• [Task to carry out] Output all of the records exactly as written.

Dataset rows about figures:
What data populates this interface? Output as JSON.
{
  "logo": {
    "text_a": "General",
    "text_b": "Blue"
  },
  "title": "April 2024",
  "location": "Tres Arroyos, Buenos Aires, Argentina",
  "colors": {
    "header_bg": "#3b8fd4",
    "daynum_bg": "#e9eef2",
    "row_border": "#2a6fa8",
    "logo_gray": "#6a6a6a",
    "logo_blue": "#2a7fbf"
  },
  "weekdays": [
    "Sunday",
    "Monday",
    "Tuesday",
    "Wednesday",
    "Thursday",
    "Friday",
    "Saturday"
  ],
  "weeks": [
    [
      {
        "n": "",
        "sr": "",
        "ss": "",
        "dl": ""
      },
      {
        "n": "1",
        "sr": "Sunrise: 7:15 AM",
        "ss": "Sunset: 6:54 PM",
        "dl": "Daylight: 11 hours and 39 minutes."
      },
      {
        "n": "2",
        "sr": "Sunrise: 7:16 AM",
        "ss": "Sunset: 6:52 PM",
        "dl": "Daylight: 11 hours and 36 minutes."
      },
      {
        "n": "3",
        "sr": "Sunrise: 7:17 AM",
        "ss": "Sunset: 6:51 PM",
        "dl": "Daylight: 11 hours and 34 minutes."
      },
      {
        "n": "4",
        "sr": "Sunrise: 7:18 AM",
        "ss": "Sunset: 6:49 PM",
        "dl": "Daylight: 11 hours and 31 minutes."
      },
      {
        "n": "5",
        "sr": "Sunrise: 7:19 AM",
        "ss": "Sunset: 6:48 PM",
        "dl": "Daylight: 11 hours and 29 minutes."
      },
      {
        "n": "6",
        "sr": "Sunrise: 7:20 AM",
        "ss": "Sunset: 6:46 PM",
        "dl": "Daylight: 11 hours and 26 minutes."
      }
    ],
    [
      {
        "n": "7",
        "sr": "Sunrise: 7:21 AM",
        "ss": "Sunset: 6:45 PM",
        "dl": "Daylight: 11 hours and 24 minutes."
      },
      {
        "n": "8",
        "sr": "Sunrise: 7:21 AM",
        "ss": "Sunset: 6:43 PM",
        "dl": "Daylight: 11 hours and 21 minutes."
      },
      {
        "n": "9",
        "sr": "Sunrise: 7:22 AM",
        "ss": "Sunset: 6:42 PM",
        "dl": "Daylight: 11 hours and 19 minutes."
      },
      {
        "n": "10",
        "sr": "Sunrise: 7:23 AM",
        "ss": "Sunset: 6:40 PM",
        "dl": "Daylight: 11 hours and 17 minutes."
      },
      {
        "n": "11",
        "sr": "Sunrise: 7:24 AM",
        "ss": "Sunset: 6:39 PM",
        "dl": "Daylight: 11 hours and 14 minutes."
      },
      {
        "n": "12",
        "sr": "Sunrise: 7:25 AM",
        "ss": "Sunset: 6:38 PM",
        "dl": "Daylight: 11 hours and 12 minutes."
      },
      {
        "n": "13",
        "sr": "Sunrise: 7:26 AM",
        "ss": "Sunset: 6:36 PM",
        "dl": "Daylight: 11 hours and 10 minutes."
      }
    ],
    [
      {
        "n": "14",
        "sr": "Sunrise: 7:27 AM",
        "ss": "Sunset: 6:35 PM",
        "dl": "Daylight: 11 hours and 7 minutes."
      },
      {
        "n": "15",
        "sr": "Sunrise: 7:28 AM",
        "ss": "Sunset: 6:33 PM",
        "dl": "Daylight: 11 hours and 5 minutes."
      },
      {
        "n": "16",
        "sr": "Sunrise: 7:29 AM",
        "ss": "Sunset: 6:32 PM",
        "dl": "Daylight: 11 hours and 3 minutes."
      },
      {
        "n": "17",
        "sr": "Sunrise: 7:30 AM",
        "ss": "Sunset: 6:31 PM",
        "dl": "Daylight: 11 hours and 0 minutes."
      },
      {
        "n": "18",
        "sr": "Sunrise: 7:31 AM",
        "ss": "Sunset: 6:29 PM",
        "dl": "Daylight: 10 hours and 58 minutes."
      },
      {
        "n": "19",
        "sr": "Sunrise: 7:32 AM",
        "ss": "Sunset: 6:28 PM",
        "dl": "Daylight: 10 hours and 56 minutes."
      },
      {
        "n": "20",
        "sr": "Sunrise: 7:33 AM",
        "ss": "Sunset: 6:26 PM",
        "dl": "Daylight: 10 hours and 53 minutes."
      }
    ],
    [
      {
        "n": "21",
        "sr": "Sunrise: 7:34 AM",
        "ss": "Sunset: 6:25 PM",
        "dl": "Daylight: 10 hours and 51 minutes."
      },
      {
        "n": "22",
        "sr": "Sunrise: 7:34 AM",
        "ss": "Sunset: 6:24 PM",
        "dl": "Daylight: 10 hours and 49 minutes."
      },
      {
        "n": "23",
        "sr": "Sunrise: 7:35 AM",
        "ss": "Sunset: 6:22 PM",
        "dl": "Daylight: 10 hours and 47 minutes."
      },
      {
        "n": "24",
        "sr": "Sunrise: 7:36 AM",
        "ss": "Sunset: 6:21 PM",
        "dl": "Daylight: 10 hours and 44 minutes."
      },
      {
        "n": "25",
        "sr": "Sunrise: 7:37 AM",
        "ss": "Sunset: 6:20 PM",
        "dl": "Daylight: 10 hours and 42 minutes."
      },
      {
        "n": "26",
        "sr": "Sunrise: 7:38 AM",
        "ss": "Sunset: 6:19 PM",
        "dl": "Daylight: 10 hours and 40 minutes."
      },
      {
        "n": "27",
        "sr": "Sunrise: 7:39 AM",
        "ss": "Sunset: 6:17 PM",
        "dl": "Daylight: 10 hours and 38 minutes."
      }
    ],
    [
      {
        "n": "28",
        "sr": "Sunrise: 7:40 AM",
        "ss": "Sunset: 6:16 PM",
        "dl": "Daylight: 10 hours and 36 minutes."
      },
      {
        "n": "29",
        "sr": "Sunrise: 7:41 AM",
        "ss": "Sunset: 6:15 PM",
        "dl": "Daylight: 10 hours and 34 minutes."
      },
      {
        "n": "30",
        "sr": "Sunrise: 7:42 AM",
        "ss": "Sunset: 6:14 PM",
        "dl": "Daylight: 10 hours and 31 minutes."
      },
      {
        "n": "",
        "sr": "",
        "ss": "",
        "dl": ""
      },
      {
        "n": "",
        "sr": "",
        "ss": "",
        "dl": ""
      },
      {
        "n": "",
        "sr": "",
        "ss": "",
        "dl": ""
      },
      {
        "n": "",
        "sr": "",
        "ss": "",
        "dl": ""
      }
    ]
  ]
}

• [The answer]
What data populates this interface? Output as JSON.
{
  "logo": {
    "text_a": "General",
    "text_b": "Blue"
  },
  "title": "April 2024",
  "location": "Tres Arroyos, Buenos Aires, Argentina",
  "colors": {
    "header_bg": "#3b8fd4",
    "daynum_bg": "#e9eef2",
    "row_border": "#2a6fa8",
    "logo_gray": "#6a6a6a",
    "logo_blue": "#2a7fbf"
  },
  "weekdays": [
    "Sunday",
    "Monday",
    "Tuesday",
    "Wednesday",
    "Thursday",
    "Friday",
    "Saturday"
  ],
  "weeks": [
    [
      {
        "n": "",
        "sr": "",
        "ss": "",
        "dl": ""
      },
      {
        "n": "1",
        "sr": "Sunrise: 7:15 AM",
        "ss": "Sunset: 6:54 PM",
        "dl": "Daylight: 11 hours and 39 minutes."
      },
      {
        "n": "2",
        "sr": "Sunrise: 7:16 AM",
        "ss": "Sunset: 6:52 PM",
        "dl": "Daylight: 11 hours and 36 minutes."
      },
      {
        "n": "3",
        "sr": "Sunrise: 7:17 AM",
        "ss": "Sunset: 6:51 PM",
        "dl": "Daylight: 11 hours and 34 minutes."
      },
      {
        "n": "4",
        "sr": "Sunrise: 7:18 AM",
        "ss": "Sunset: 6:49 PM",
        "dl": "Daylight: 11 hours and 31 minutes."
      },
      {
        "n": "5",
        "sr": "Sunrise: 7:19 AM",
        "ss": "Sunset: 6:48 PM",
        "dl": "Daylight: 11 hours and 29 minutes."
      },
      {
        "n": "6",
        "sr": "Sunrise: 7:20 AM",
        "ss": "Sunset: 6:46 PM",
        "dl": "Daylight: 11 hours and 26 minutes."
      }
    ],
    [
      {
        "n": "7",
        "sr": "Sunrise: 7:21 AM",
        "ss": "Sunset: 6:45 PM",
        "dl": "Daylight: 11 hours and 24 minutes."
      },
      {
        "n": "8",
        "sr": "Sunrise: 7:21 AM",
        "ss": "Sunset: 6:43 PM",
        "dl": "Daylight: 11 hours and 21 minutes."
      },
      {
        "n": "9",
        "sr": "Sunrise: 7:22 AM",
        "ss": "Sunset: 6:42 PM",
        "dl": "Daylight: 11 hours and 19 minutes."
      },
      {
        "n": "10",
        "sr": "Sunrise: 7:23 AM",
        "ss": "Sunset: 6:40 PM",
        "dl": "Daylight: 11 hours and 17 minutes."
      },
      {
        "n": "11",
        "sr": "Sunrise: 7:24 AM",
        "ss": "Sunset: 6:39 PM",
        "dl": "Daylight: 11 hours and 14 minutes."
      },
      {
        "n": "12",
        "sr": "Sunrise: 7:25 AM",
        "ss": "Sunset: 6:38 PM",
        "dl": "Daylight: 11 hours and 12 minutes."
      },
      {
        "n": "13",
        "sr": "Sunrise: 7:26 AM",
        "ss": "Sunset: 6:36 PM",
        "dl": "Daylight: 11 hours and 10 minutes."
      }
    ],
    [
      {
        "n": "14",
        "sr": "Sunrise: 7:27 AM",
        "ss": "Sunset: 6:35 PM",
        "dl": "Daylight: 11 hours and 7 minutes."
      },
      {
        "n": "15",
        "sr": "Sunrise: 7:28 AM",
        "ss": "Sunset: 6:33 PM",
        "dl": "Daylight: 11 hours and 5 minutes."
      },
      {
        "n": "16",
        "sr": "Sunrise: 7:29 AM",
        "ss": "Sunset: 6:32 PM",
        "dl": "Daylight: 11 hours and 3 minutes."
      },
      {
        "n": "17",
        "sr": "Sunrise: 7:30 AM",
        "ss": "Sunset: 6:31 PM",
        "dl": "Daylight: 11 hours and 0 minutes."
      },
      {
        "n": "18",
        "sr": "Sunrise: 7:31 AM",
        "ss": "Sunset: 6:29 PM",
        "dl": "Daylight: 10 hours and 58 minutes."
      },
      {
        "n": "19",
        "sr": "Sunrise: 7:32 AM",
        "ss": "Sunset: 6:28 PM",
        "dl": "Daylight: 10 hours and 56 minutes."
      },
      {
        "n": "20",
        "sr": "Sunrise: 7:33 AM",
        "ss": "Sunset: 6:26 PM",
        "dl": "Daylight: 10 hours and 53 minutes."
      }
    ],
    [
      {
        "n": "21",
        "sr": "Sunrise: 7:34 AM",
        "ss": "Sunset: 6:25 PM",
        "dl": "Daylight: 10 hours and 51 minutes."
      },
      {
        "n": "22",
        "sr": "Sunrise: 7:34 AM",
        "ss": "Sunset: 6:24 PM",
        "dl": "Daylight: 10 hours and 49 minutes."
      },
      {
        "n": "23",
        "sr": "Sunrise: 7:35 AM",
        "ss": "Sunset: 6:22 PM",
        "dl": "Daylight: 10 hours and 47 minutes."
      },
      {
        "n": "24",
        "sr": "Sunrise: 7:36 AM",
        "ss": "Sunset: 6:21 PM",
        "dl": "Daylight: 10 hours and 44 minutes."
      },
      {
        "n": "25",
        "sr": "Sunrise: 7:37 AM",
        "ss": "Sunset: 6:20 PM",
        "dl": "Daylight: 10 hours and 42 minutes."
      },
      {
        "n": "26",
        "sr": "Sunrise: 7:38 AM",
        "ss": "Sunset: 6:19 PM",
        "dl": "Daylight: 10 hours and 40 minutes."
      },
      {
        "n": "27",
        "sr": "Sunrise: 7:39 AM",
        "ss": "Sunset: 6:17 PM",
        "dl": "Daylight: 10 hours and 38 minutes."
      }
    ],
    [
      {
        "n": "28",
        "sr": "Sunrise: 7:40 AM",
        "ss": "Sunset: 6:16 PM",
        "dl": "Daylight: 10 hours and 36 minutes."
      },
      {
        "n": "29",
        "sr": "Sunrise: 7:41 AM",
        "ss": "Sunset: 6:15 PM",
        "dl": "Daylight: 10 hours and 34 minutes."
      },
      {
        "n": "30",
        "sr": "Sunrise: 7:42 AM",
        "ss": "Sunset: 6:14 PM",
        "dl": "Daylight: 10 hours and 31 minutes."
      },
      {
        "n": "",
        "sr": "",
        "ss": "",
        "dl": ""
      },
      {
        "n": "",
        "sr": "",
        "ss": "",
        "dl": ""
      },
      {
        "n": "",
        "sr": "",
        "ss": "",
        "dl": ""
      },
      {
        "n": "",
        "sr": "",
        "ss": "",
        "dl": ""
      }
    ]
  ]
}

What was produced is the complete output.